Data entries for graphics

'''

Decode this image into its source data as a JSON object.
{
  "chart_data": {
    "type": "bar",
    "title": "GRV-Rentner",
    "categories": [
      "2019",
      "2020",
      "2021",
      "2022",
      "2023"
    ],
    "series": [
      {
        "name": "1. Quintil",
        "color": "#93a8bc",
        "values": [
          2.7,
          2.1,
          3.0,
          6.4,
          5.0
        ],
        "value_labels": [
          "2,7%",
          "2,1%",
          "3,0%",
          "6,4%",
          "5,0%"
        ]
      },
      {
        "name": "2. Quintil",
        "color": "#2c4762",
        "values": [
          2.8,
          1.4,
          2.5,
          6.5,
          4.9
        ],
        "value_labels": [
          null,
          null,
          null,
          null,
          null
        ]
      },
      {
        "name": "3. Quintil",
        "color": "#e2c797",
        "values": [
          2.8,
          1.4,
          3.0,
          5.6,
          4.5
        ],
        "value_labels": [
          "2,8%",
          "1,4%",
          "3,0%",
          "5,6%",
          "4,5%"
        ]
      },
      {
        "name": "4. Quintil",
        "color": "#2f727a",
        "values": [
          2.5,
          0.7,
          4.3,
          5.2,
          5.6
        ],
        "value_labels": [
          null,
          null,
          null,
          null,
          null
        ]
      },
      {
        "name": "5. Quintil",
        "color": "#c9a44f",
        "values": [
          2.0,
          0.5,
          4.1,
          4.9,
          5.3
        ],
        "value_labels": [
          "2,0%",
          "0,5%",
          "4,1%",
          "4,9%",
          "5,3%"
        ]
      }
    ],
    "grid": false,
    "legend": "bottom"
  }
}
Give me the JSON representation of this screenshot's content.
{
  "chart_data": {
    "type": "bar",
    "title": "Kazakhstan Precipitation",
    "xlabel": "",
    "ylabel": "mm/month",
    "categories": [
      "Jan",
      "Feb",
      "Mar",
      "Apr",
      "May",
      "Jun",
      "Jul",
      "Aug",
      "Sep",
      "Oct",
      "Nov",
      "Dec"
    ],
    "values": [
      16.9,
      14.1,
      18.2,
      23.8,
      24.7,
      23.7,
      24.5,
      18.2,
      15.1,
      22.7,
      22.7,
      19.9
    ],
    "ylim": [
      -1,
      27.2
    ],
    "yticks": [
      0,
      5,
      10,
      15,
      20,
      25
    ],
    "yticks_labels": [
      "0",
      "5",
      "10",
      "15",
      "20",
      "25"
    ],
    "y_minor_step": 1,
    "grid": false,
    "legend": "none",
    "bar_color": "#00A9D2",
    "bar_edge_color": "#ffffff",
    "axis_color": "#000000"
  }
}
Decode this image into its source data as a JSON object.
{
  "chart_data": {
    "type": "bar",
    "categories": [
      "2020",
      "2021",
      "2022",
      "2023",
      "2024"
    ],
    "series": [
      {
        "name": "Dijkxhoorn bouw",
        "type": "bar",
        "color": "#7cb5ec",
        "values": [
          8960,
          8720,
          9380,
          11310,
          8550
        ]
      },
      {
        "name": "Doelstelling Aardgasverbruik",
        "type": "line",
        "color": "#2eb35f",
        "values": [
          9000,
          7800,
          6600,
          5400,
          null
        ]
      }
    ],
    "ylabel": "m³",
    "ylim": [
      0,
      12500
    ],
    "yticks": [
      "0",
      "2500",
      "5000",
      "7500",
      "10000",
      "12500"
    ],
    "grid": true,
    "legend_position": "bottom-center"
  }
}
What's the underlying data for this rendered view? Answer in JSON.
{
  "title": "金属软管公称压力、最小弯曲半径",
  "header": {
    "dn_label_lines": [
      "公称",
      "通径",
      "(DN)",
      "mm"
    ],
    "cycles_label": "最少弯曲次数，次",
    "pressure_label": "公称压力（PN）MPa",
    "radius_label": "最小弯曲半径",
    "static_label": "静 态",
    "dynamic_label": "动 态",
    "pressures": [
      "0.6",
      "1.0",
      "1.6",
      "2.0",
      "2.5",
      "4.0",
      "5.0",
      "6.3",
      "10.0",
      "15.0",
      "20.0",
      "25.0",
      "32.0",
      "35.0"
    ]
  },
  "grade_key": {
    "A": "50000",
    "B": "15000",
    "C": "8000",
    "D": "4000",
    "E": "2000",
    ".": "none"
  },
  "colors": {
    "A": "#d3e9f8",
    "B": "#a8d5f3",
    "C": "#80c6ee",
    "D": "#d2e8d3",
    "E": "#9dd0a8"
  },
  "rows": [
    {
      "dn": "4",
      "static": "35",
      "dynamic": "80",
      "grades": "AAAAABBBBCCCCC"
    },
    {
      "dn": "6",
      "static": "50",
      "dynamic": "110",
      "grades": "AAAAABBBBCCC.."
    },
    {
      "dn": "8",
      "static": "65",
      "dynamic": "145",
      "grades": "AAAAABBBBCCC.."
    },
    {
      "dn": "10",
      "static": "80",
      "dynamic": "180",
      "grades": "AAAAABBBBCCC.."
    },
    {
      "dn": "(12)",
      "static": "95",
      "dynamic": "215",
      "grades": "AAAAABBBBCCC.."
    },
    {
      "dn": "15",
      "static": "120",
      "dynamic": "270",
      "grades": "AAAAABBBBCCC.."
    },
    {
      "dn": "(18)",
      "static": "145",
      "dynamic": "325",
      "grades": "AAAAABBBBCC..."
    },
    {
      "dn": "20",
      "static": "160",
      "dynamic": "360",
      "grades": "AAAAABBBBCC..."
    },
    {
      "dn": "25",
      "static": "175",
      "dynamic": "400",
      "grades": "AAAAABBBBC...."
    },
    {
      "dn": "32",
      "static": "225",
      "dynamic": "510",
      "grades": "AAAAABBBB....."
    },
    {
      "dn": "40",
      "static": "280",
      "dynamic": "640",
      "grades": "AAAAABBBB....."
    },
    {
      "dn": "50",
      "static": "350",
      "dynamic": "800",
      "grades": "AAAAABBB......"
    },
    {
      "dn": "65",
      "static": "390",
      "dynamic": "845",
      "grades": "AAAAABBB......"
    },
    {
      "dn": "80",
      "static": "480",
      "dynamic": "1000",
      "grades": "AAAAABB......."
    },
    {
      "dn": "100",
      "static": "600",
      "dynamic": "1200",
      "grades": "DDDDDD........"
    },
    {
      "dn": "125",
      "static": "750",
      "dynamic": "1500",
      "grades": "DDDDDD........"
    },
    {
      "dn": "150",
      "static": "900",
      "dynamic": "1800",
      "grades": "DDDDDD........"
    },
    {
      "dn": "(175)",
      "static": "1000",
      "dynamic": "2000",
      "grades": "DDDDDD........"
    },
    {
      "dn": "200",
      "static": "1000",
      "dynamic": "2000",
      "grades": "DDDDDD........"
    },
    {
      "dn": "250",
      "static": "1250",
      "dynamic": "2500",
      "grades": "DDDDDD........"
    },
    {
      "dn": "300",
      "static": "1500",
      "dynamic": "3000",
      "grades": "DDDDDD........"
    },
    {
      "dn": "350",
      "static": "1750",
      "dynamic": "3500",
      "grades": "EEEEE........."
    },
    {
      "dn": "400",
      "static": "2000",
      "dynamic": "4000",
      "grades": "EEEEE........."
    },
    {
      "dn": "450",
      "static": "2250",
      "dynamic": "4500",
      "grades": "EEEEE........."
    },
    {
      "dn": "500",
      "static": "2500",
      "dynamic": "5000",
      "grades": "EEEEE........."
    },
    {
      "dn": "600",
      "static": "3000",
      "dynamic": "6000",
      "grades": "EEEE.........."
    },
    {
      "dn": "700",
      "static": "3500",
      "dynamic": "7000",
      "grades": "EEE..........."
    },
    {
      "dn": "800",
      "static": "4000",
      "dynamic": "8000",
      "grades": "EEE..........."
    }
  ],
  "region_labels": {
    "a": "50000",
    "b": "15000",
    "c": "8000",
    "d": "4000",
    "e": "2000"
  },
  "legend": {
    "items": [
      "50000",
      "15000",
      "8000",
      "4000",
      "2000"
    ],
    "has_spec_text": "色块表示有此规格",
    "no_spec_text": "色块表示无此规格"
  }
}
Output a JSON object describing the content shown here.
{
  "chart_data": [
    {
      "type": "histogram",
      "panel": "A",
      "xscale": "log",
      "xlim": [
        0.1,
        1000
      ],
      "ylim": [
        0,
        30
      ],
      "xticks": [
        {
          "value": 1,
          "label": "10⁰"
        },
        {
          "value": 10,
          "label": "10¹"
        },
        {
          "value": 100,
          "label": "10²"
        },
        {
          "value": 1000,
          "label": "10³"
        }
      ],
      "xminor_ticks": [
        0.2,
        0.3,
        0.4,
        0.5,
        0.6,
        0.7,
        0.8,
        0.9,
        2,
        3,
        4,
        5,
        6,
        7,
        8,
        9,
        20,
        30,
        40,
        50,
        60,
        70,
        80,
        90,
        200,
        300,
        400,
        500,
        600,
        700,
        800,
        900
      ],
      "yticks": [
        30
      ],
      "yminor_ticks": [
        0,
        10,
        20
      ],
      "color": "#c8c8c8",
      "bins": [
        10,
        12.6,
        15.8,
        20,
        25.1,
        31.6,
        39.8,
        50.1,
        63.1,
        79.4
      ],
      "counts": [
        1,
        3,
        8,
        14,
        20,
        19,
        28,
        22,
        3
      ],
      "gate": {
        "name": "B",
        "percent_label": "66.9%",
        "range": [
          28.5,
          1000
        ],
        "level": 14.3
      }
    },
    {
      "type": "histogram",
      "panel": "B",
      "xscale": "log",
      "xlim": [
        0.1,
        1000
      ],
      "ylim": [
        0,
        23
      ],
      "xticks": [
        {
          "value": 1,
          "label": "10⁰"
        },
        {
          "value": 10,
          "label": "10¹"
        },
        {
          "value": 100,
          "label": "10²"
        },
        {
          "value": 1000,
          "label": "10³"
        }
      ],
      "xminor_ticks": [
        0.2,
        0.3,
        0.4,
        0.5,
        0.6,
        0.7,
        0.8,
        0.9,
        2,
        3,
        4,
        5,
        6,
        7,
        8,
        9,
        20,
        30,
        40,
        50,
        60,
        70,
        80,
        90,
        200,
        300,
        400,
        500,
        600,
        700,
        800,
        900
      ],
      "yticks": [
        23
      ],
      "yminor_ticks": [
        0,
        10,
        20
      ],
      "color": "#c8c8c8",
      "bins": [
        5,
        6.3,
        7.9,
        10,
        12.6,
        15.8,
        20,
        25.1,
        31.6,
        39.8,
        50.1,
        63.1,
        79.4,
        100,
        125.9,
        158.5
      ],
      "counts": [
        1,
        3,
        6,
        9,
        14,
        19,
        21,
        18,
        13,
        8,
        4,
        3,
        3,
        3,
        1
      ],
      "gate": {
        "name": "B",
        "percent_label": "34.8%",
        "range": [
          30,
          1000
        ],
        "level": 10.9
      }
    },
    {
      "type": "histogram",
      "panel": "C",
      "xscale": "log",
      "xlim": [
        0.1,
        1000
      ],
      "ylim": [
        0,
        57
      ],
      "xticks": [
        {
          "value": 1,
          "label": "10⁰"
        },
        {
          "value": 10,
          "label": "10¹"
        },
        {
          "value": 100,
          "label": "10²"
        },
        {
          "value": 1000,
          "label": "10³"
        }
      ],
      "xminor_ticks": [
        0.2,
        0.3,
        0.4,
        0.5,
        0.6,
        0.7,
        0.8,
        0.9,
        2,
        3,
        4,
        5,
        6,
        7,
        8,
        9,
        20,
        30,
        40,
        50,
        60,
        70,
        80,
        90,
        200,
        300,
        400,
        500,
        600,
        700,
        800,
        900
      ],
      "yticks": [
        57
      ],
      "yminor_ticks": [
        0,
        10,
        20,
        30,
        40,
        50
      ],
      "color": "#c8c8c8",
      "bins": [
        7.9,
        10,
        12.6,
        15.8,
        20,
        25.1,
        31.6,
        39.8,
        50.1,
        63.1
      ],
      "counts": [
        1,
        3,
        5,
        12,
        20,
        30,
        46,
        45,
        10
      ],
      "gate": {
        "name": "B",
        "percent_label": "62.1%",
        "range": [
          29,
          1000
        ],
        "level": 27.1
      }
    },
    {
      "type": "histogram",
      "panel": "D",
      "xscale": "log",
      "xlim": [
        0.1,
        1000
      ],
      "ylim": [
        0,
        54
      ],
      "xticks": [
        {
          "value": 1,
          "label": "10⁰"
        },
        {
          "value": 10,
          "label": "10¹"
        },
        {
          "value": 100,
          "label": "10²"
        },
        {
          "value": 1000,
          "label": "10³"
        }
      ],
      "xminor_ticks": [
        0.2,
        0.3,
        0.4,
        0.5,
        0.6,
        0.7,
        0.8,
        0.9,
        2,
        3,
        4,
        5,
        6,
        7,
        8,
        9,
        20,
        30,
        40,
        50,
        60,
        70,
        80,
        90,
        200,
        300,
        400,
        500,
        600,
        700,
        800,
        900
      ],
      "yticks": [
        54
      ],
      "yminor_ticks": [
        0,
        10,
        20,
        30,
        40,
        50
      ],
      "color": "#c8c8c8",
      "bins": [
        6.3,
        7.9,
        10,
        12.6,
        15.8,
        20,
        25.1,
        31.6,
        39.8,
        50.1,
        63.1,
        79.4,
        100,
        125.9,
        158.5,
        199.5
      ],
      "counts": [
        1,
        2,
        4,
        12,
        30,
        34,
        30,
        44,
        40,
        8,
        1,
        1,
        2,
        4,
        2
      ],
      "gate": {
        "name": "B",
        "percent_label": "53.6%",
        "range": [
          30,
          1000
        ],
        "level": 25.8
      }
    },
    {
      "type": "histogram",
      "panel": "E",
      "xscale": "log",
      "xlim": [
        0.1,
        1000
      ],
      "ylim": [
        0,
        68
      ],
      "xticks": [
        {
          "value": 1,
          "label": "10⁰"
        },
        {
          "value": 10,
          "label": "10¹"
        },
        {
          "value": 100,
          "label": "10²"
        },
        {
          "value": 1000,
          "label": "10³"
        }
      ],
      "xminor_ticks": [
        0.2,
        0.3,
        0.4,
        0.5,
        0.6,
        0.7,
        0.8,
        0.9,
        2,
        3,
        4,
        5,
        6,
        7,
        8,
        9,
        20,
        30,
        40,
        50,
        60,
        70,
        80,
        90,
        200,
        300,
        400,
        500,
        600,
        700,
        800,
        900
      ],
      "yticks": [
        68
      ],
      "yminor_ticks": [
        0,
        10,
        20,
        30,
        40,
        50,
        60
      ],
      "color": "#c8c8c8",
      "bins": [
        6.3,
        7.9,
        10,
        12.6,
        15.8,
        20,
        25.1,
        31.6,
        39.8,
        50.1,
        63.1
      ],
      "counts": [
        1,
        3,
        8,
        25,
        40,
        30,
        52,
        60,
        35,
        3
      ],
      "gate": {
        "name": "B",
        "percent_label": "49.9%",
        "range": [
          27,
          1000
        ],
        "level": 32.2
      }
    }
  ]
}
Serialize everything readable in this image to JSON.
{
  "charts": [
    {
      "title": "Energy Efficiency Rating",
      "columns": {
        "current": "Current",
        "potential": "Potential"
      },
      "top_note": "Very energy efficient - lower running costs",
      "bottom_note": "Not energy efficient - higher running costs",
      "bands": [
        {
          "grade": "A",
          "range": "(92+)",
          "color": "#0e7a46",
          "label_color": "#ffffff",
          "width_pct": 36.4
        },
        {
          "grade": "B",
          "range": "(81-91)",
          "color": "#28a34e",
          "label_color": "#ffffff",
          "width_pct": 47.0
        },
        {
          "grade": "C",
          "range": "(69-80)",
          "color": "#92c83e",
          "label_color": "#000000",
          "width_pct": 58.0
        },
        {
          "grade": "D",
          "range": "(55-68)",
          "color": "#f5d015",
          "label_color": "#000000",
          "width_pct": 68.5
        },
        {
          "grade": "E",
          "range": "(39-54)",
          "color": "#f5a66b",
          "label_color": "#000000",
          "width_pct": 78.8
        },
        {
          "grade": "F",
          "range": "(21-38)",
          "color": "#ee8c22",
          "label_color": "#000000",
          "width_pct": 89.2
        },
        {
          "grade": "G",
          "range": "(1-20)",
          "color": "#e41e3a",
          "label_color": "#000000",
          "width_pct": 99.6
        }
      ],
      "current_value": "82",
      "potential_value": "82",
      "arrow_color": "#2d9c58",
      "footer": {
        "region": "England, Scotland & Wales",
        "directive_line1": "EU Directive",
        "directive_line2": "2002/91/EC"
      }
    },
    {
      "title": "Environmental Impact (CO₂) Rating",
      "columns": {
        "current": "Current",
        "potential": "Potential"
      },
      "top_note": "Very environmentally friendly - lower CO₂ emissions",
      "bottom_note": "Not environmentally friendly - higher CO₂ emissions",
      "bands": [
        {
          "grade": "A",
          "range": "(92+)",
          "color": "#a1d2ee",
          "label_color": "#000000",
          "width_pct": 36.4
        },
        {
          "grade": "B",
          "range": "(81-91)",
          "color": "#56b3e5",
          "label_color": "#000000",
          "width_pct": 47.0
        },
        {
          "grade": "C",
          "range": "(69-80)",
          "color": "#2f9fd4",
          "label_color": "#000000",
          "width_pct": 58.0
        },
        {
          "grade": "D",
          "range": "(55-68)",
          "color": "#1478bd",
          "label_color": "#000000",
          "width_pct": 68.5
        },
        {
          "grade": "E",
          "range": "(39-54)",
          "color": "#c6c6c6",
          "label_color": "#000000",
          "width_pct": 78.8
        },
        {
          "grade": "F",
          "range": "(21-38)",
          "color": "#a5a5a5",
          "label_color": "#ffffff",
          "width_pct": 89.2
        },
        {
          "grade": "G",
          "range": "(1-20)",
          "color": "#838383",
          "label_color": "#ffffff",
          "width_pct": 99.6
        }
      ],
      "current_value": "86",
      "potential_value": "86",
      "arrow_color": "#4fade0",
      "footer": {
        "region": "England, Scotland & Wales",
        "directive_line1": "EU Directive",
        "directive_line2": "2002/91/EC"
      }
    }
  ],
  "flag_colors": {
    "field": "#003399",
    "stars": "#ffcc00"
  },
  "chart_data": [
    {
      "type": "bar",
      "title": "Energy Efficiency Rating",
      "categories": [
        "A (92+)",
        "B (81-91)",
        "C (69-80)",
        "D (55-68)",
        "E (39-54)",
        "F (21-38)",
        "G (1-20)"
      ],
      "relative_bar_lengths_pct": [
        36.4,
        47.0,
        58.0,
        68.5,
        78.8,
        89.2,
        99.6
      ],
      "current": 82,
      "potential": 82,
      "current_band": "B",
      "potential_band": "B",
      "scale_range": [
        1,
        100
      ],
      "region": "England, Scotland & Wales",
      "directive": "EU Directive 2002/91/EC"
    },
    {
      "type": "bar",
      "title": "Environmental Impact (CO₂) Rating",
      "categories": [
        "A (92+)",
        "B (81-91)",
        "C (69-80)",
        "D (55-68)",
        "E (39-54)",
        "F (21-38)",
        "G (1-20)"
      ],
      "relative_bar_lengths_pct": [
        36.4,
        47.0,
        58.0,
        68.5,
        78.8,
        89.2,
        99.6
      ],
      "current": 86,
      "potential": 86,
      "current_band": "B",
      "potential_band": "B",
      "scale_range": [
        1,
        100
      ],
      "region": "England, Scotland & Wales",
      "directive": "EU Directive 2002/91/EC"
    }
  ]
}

'''

Review the material and copy each line in which the word "content" appears.

Give me the JSON representation of this screenshot's content.
Output a JSON object describing the content shown here.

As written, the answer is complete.